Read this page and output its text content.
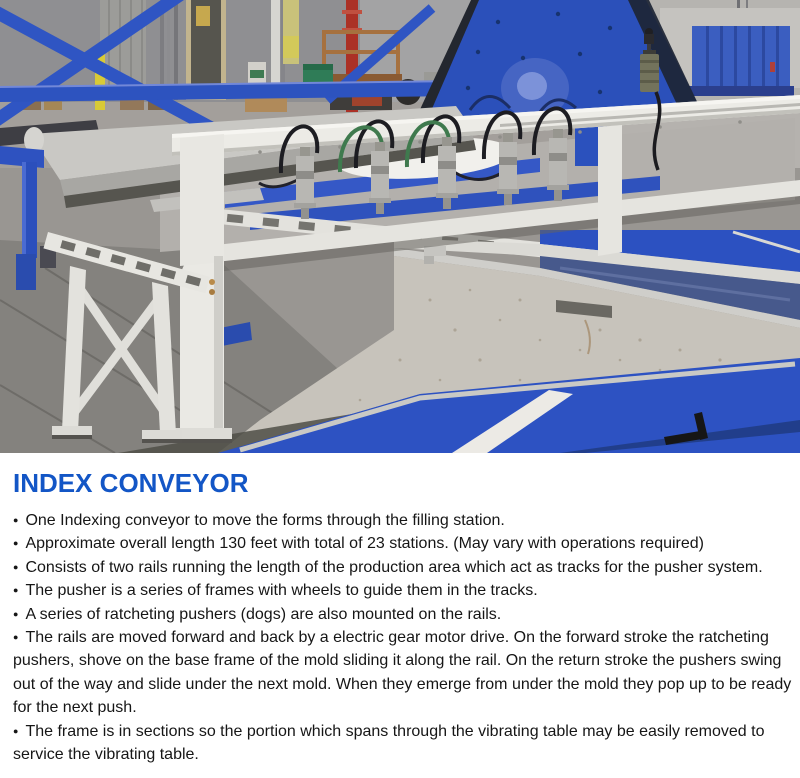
INDEX CONVEYOR

● One Indexing conveyor to move the forms through the filling station.

● Approximate overall length 130 feet with total of 23 stations. (May vary with operations required)

● Consists of two rails running the length of the production area which act as tracks for the pusher system.

● The pusher is a series of frames with wheels to guide them in the tracks.

● A series of ratcheting pushers (dogs) are also mounted on the rails.

● The rails are moved forward and back by a electric gear motor drive. On the forward stroke the ratcheting pushers, shove on the base frame of the mold sliding it along the rail. On the return stroke the pushers swing out of the way and slide under the next mold. When they emerge from under the mold they pop up to be ready for the next push.

● The frame is in sections so the portion which spans through the vibrating table may be easily removed to service the vibrating table.
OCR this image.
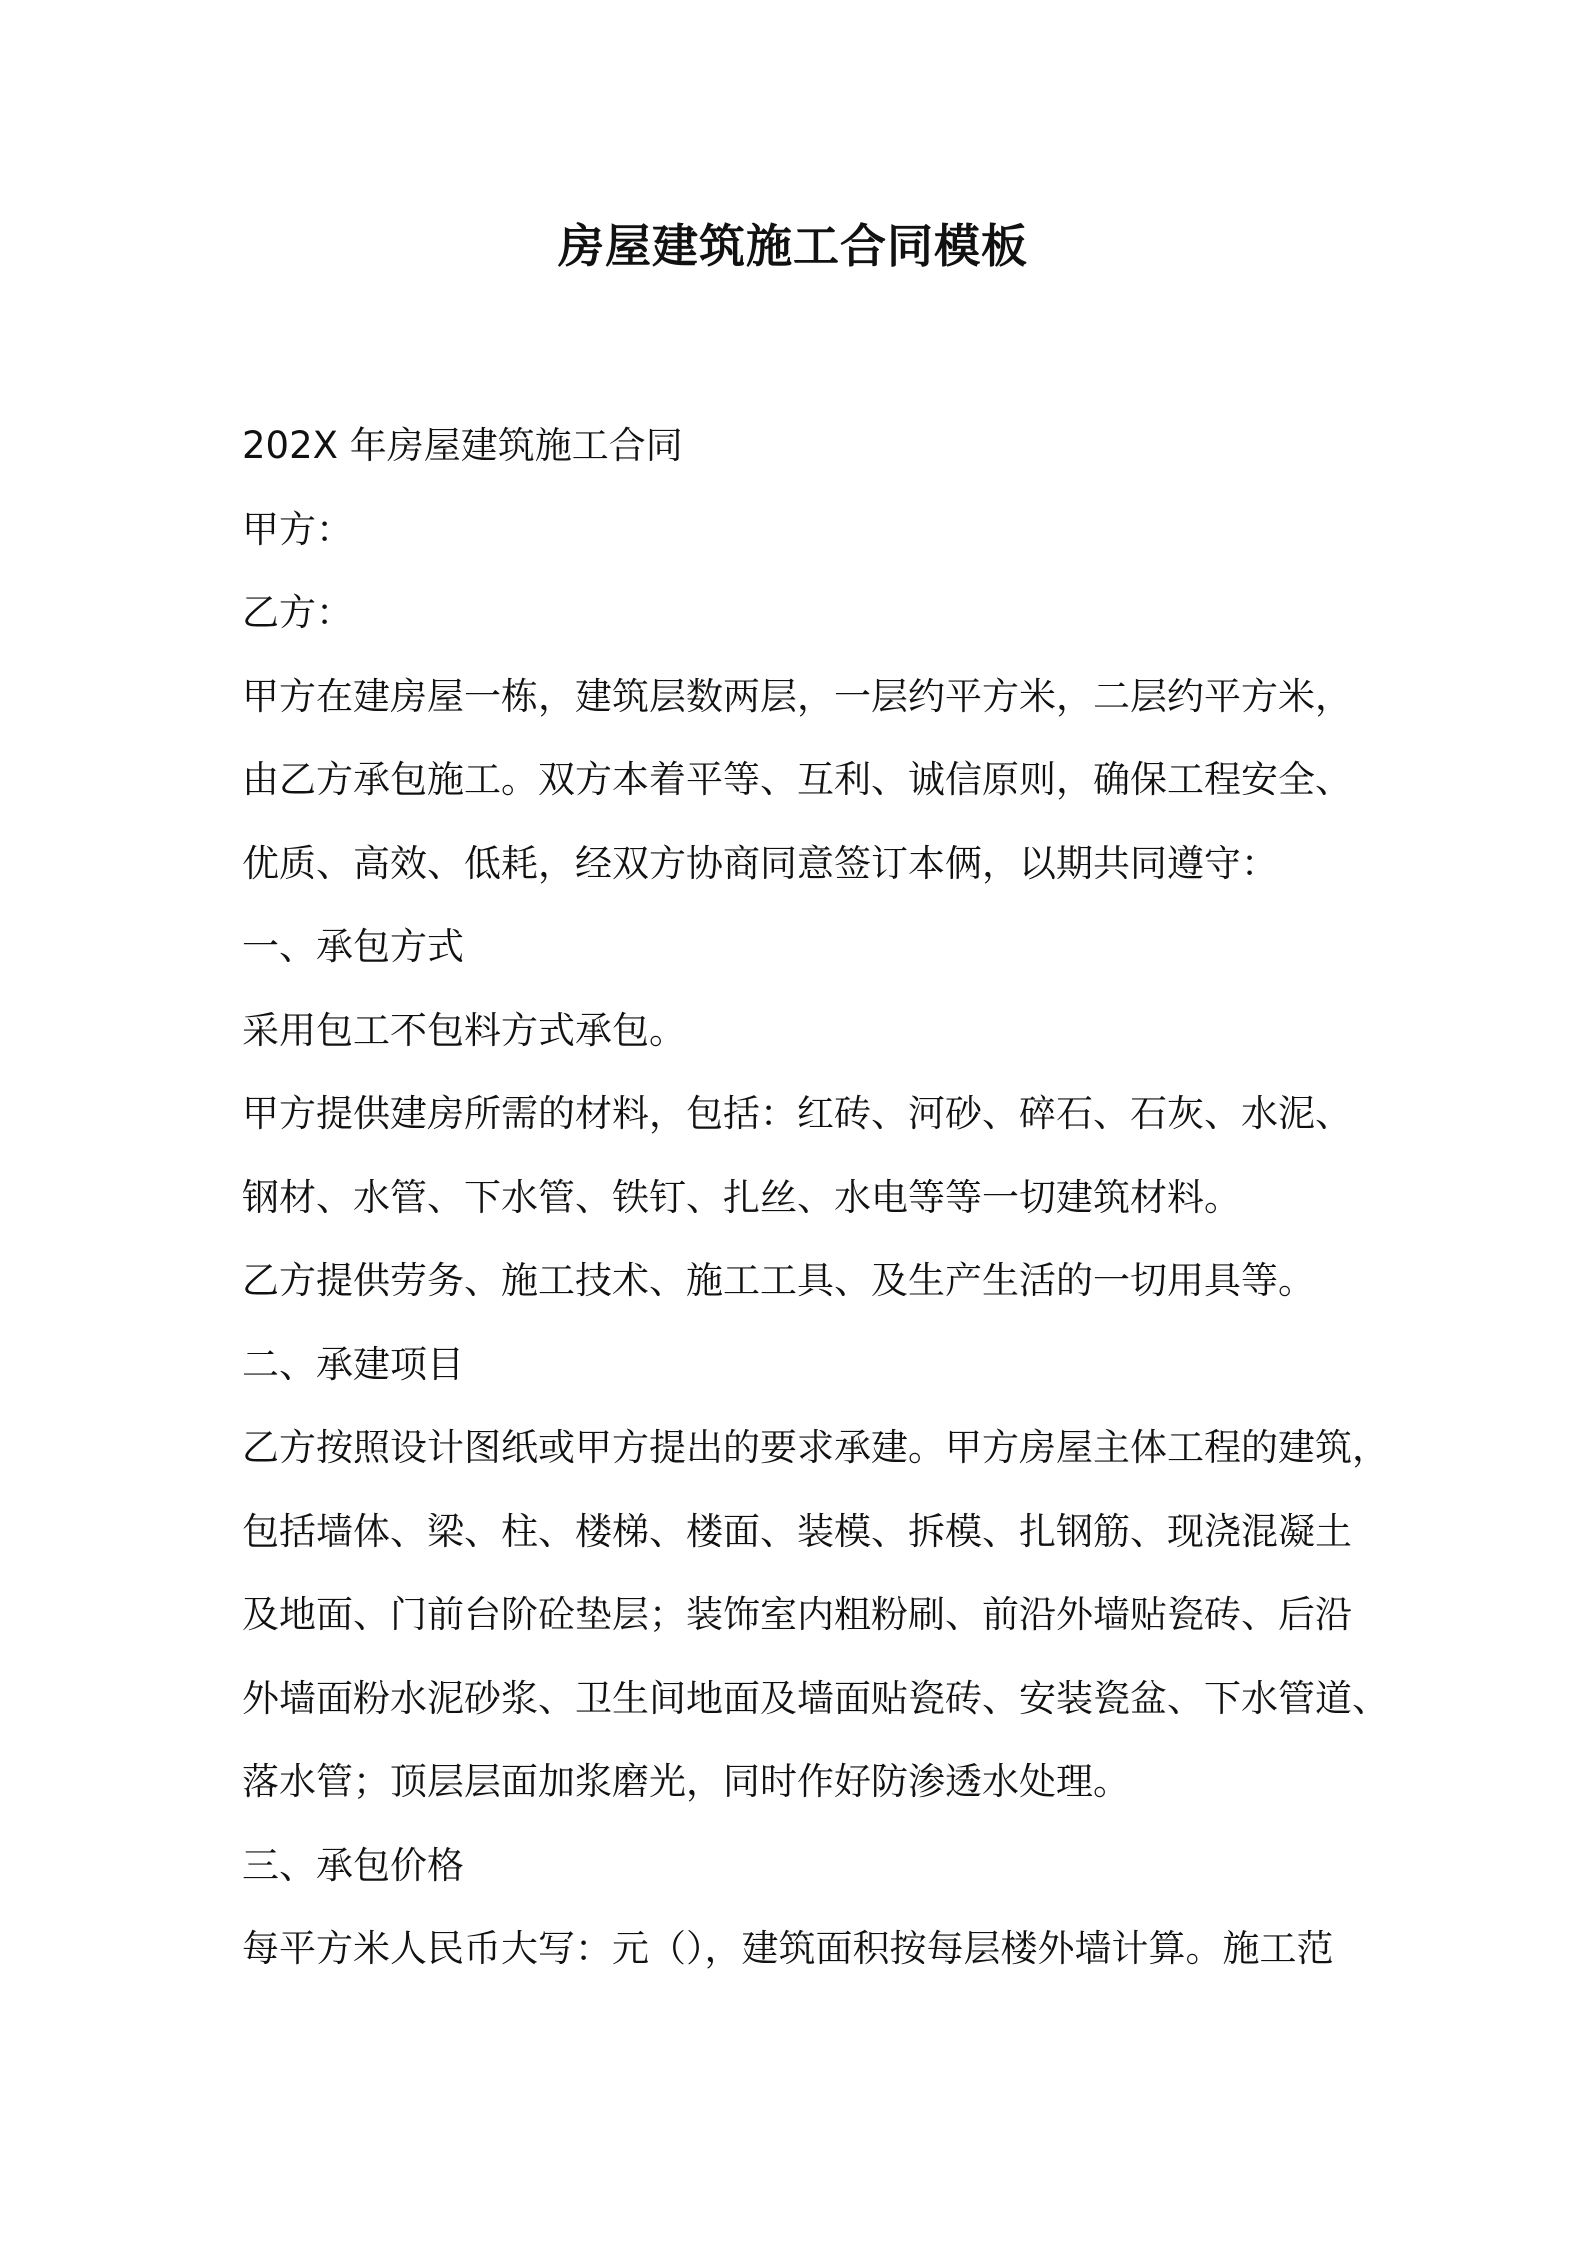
房屋建筑施工合同模板

202X 年房屋建筑施工合同

甲方：

乙方：

甲方在建房屋一栋，建筑层数两层，一层约平方米，二层约平方米，

由乙方承包施工。双方本着平等、互利、诚信原则，确保工程安全、

优质、高效、低耗，经双方协商同意签订本俩，以期共同遵守：

一、承包方式

采用包工不包料方式承包。

甲方提供建房所需的材料，包括：红砖、河砂、碎石、石灰、水泥、

钢材、水管、下水管、铁钉、扎丝、水电等等一切建筑材料。

乙方提供劳务、施工技术、施工工具、及生产生活的一切用具等。

二、承建项目

乙方按照设计图纸或甲方提出的要求承建。甲方房屋主体工程的建筑，

包括墙体、梁、柱、楼梯、楼面、装模、拆模、扎钢筋、现浇混凝土

及地面、门前台阶砼垫层；装饰室内粗粉刷、前沿外墙贴瓷砖、后沿

外墙面粉水泥砂浆、卫生间地面及墙面贴瓷砖、安装瓷盆、下水管道、

落水管；顶层层面加浆磨光，同时作好防渗透水处理。

三、承包价格

每平方米人民币大写：元（），建筑面积按每层楼外墙计算。施工范
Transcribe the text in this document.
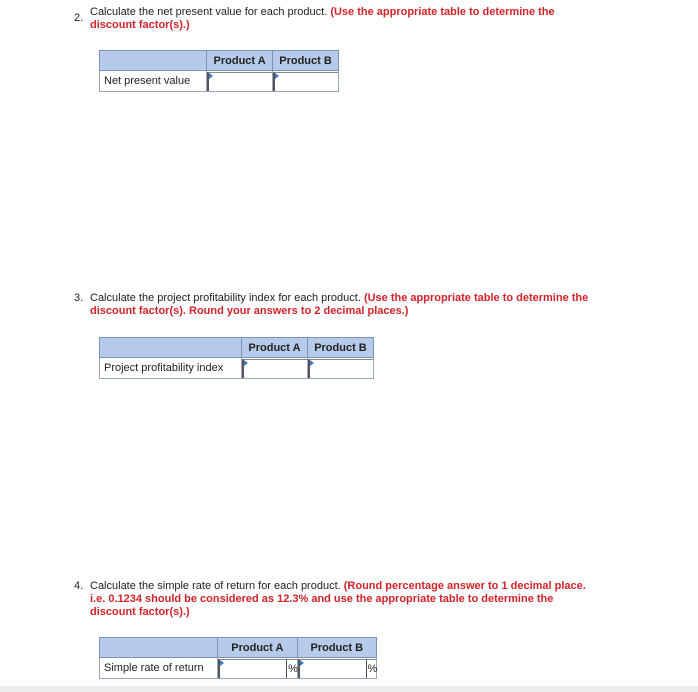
2. Calculate the net present value for each product. (Use the appropriate table to determine the
discount factor(s).)
	Product A	Product B
Net present value	

3. Calculate the project profitability index for each product. (Use the appropriate table to determine the
discount factor(s). Round your answers to 2 decimal places.)
	Product A	Product B
Project profitability index	

4. Calculate the simple rate of return for each product. (Round percentage answer to 1 decimal place.
i.e. 0.1234 should be considered as 12.3% and use the appropriate table to determine the
discount factor(s).)
	Product A	Product B
Simple rate of return	%	%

——

Goal of the exercise:
Answer only with how many lines in the records include "profitability".

Final result:
2